• [Work to do] List the lines of this listing that hold the word "уведомлений".

• [Data extracted from a collection]
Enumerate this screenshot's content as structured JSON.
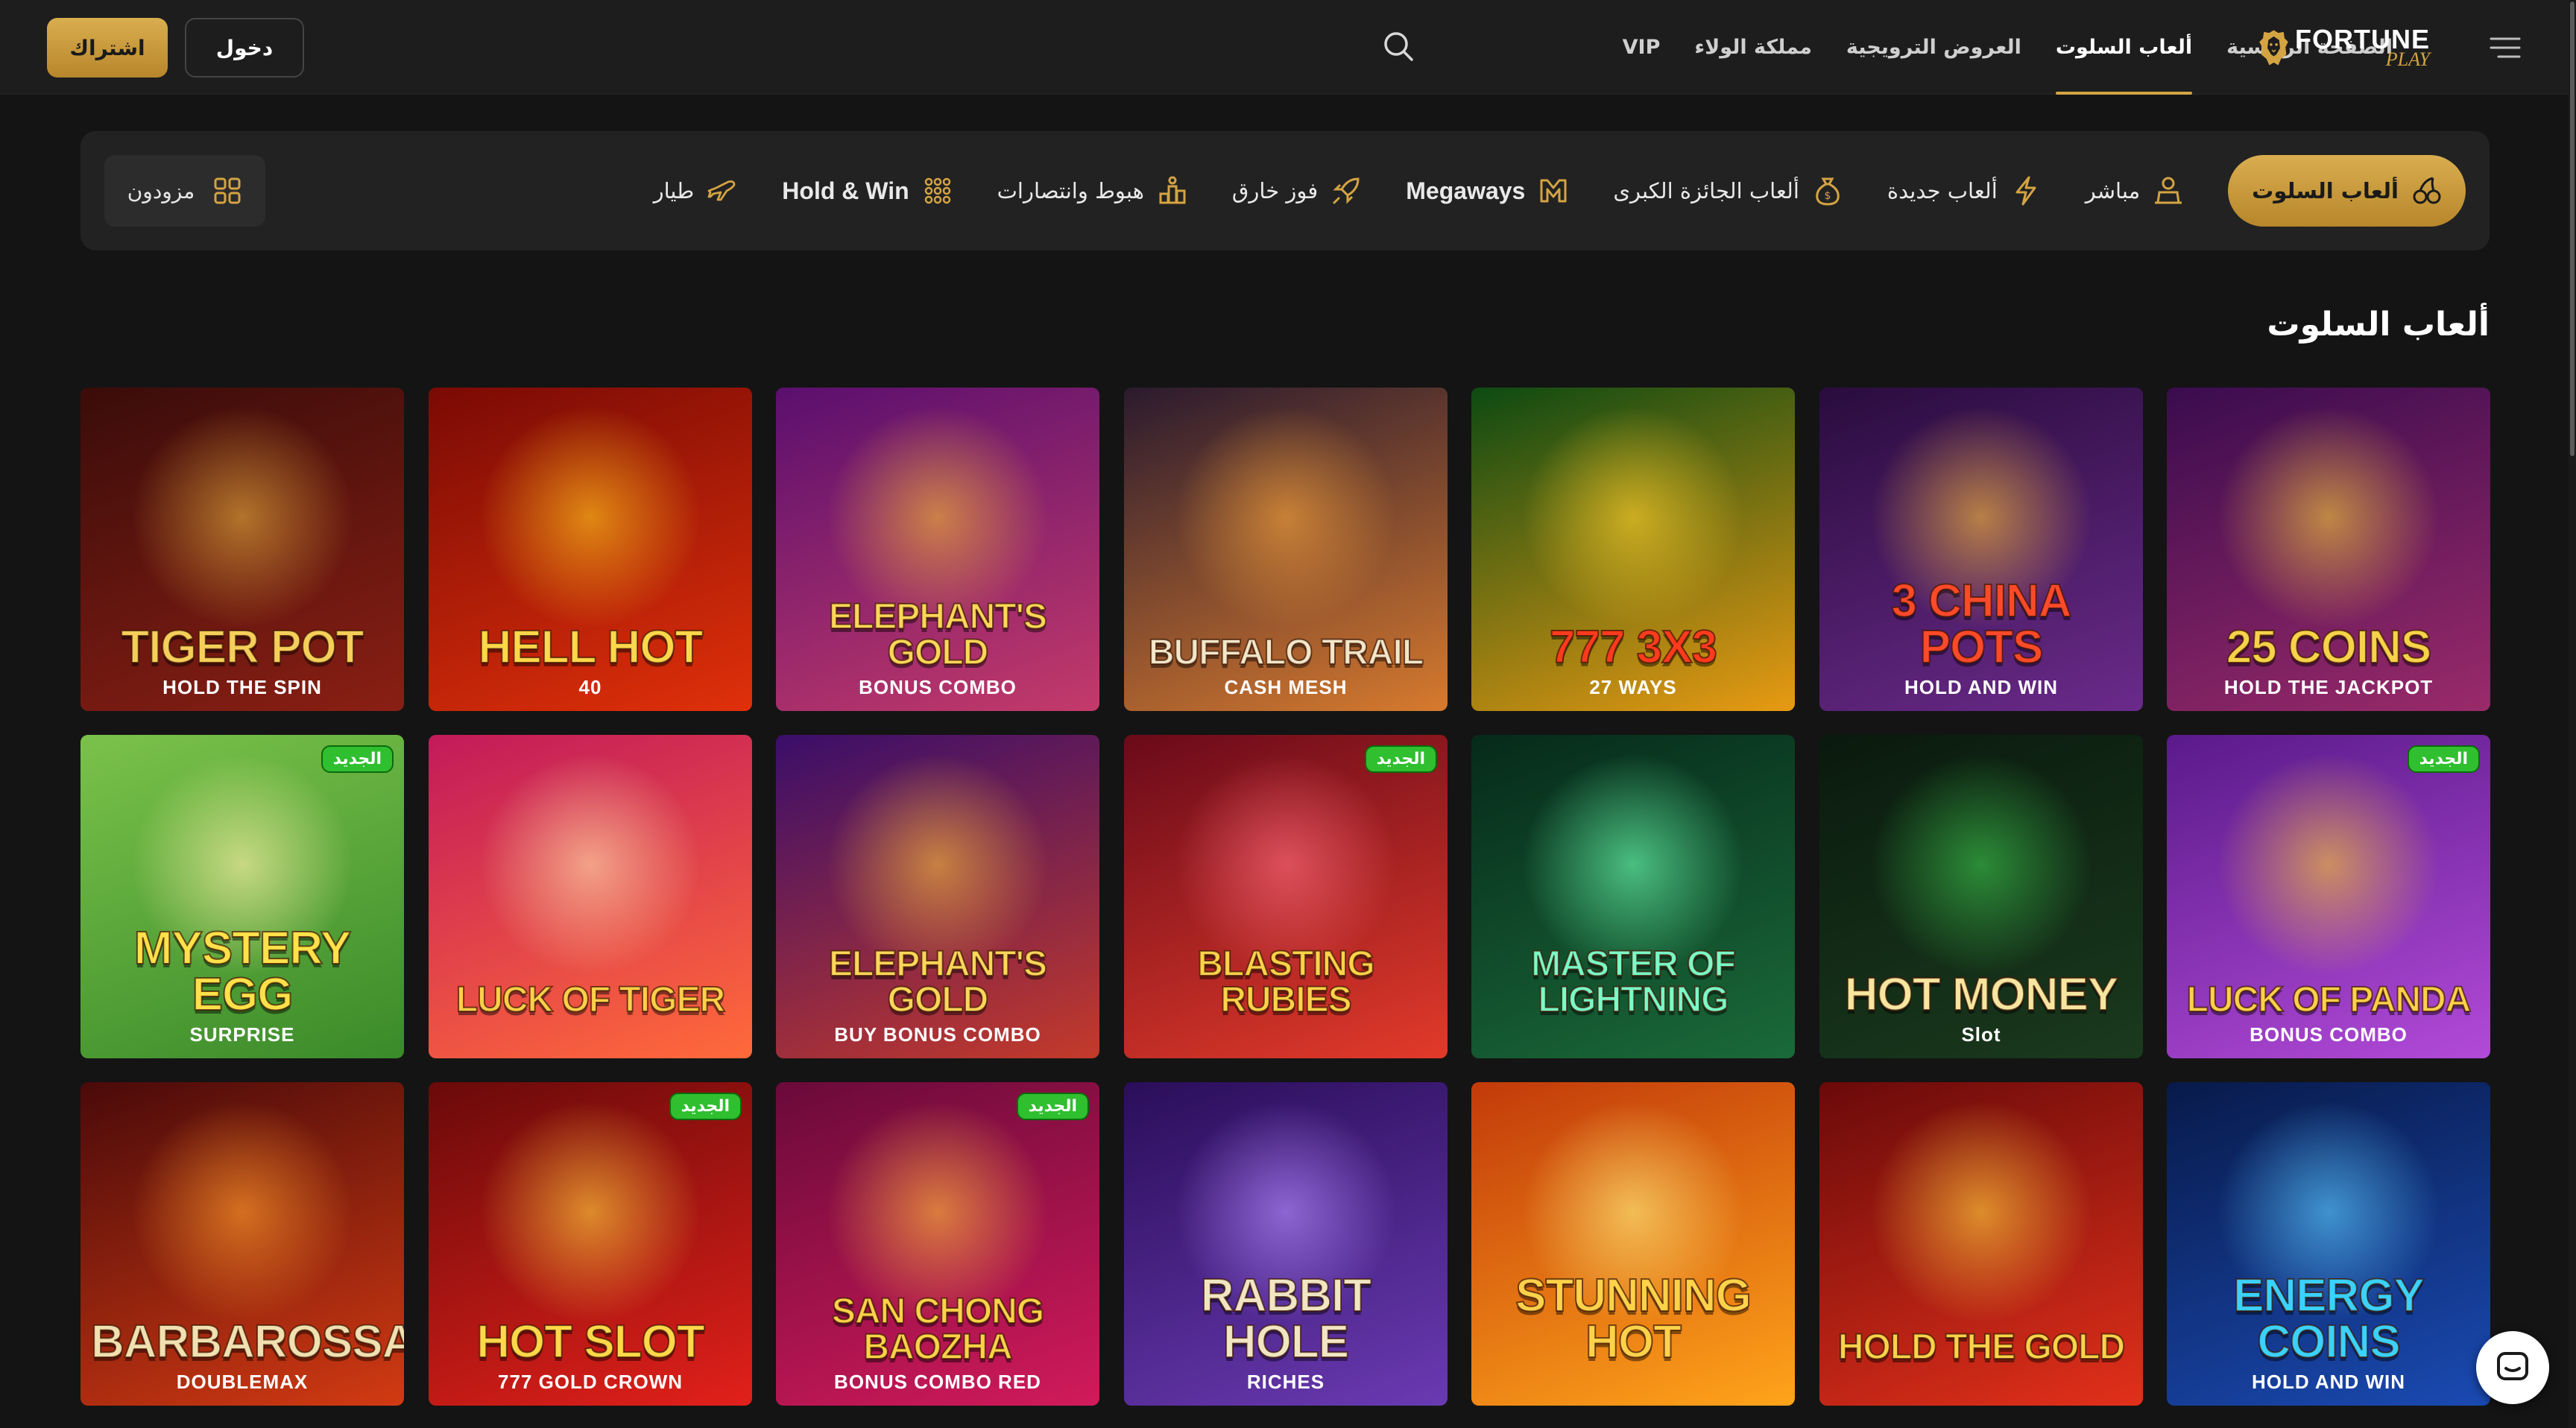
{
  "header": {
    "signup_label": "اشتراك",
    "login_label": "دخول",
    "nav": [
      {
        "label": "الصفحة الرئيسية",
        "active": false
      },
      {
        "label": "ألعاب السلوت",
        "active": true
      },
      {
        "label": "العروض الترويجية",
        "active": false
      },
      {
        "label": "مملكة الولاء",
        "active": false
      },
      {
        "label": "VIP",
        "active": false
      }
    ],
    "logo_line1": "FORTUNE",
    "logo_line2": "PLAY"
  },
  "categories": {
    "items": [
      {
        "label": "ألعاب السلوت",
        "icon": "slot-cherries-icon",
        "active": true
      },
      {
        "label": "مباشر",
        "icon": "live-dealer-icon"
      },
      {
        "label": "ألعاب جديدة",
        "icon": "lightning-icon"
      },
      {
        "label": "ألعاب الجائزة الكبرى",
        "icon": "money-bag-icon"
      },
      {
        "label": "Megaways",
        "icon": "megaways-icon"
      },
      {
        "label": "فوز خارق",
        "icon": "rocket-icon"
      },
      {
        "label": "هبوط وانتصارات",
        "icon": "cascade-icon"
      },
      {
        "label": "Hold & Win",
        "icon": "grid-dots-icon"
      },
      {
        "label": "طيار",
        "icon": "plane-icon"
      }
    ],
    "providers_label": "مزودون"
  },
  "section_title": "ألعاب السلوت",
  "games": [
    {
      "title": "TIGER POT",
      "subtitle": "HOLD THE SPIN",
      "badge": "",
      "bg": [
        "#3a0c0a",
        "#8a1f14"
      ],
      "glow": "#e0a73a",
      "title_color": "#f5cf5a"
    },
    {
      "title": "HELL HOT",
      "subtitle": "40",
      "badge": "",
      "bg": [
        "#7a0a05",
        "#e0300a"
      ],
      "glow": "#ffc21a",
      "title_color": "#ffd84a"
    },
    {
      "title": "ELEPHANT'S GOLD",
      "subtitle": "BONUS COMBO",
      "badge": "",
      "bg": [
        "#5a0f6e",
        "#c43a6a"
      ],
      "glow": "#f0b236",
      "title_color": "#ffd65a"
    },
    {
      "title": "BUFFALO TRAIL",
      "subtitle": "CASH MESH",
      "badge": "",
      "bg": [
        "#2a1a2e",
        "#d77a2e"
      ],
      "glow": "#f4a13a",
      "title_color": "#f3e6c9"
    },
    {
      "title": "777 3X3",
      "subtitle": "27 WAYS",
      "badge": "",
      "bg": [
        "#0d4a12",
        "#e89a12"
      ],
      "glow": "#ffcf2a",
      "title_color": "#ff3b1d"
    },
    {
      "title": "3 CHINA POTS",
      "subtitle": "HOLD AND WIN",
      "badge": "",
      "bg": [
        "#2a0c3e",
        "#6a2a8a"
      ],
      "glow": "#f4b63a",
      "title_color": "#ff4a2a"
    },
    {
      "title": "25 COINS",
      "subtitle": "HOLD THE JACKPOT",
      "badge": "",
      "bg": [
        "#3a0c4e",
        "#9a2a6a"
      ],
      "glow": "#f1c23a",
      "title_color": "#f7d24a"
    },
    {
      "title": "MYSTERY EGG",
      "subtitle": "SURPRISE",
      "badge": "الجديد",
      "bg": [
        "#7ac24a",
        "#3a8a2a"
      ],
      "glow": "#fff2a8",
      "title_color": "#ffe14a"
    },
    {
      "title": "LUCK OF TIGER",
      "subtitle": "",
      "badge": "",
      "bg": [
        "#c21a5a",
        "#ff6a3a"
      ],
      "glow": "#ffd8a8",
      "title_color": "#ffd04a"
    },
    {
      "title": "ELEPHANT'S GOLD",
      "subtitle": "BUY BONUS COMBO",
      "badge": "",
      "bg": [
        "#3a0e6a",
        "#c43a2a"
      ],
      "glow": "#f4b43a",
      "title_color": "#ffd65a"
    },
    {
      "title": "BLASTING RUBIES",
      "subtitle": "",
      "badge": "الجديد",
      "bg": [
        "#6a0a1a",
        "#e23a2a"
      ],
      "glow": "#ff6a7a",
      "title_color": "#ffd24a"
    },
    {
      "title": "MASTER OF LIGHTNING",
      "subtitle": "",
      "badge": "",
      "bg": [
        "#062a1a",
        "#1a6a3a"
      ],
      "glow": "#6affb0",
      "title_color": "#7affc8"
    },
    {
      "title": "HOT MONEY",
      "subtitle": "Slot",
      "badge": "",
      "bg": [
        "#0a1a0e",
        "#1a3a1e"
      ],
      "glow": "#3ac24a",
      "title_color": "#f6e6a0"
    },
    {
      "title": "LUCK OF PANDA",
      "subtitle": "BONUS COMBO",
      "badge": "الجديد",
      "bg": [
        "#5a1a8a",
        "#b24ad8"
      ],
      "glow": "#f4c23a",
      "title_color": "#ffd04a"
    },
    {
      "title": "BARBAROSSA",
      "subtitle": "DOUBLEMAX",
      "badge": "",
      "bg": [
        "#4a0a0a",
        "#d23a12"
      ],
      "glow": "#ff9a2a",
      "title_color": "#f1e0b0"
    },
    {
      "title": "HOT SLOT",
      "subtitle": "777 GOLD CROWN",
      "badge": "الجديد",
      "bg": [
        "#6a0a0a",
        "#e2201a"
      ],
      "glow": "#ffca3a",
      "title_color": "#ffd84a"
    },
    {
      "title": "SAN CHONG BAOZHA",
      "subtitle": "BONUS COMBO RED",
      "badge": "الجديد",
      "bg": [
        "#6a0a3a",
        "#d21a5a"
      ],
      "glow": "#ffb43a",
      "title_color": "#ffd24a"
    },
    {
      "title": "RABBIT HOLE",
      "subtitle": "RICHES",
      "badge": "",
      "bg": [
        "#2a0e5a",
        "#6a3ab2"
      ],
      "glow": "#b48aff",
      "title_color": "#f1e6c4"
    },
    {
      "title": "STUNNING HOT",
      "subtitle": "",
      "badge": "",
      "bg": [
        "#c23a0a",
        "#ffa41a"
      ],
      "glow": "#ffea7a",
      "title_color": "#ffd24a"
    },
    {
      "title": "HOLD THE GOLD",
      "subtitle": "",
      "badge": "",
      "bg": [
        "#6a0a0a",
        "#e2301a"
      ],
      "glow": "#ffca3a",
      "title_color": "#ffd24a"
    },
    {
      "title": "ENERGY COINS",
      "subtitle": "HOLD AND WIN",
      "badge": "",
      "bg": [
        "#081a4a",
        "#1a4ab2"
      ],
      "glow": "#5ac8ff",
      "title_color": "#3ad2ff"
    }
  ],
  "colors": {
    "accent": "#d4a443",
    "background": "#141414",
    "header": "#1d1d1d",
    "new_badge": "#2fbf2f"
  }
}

---

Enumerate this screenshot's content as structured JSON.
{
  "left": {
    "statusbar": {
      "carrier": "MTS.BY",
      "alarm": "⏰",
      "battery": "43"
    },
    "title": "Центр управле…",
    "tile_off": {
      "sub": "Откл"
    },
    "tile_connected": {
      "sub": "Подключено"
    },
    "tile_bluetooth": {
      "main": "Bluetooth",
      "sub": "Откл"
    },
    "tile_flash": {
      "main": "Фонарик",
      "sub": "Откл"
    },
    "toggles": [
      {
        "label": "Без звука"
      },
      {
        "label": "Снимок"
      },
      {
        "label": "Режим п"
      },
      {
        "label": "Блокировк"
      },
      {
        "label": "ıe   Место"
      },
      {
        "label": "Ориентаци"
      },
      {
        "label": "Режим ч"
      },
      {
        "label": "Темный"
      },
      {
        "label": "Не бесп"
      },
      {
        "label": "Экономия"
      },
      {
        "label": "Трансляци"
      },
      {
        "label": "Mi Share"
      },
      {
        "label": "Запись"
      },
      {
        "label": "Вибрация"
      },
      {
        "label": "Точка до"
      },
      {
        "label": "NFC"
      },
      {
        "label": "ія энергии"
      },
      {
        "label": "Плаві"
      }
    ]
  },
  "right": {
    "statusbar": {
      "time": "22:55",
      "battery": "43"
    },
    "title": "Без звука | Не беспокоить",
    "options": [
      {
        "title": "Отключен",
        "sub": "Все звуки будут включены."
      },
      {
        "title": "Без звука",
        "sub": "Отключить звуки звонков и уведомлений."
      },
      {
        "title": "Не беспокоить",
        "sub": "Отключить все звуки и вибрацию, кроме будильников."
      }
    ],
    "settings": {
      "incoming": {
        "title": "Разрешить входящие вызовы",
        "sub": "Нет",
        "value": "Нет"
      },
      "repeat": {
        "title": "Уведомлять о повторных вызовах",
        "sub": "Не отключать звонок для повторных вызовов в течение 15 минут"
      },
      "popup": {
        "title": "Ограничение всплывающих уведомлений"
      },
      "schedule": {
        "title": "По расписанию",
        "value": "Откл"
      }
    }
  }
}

• [Output]
        "sub": "Отключить звуки звонков и уведомлений."
        "title": "Ограничение всплывающих уведомлений"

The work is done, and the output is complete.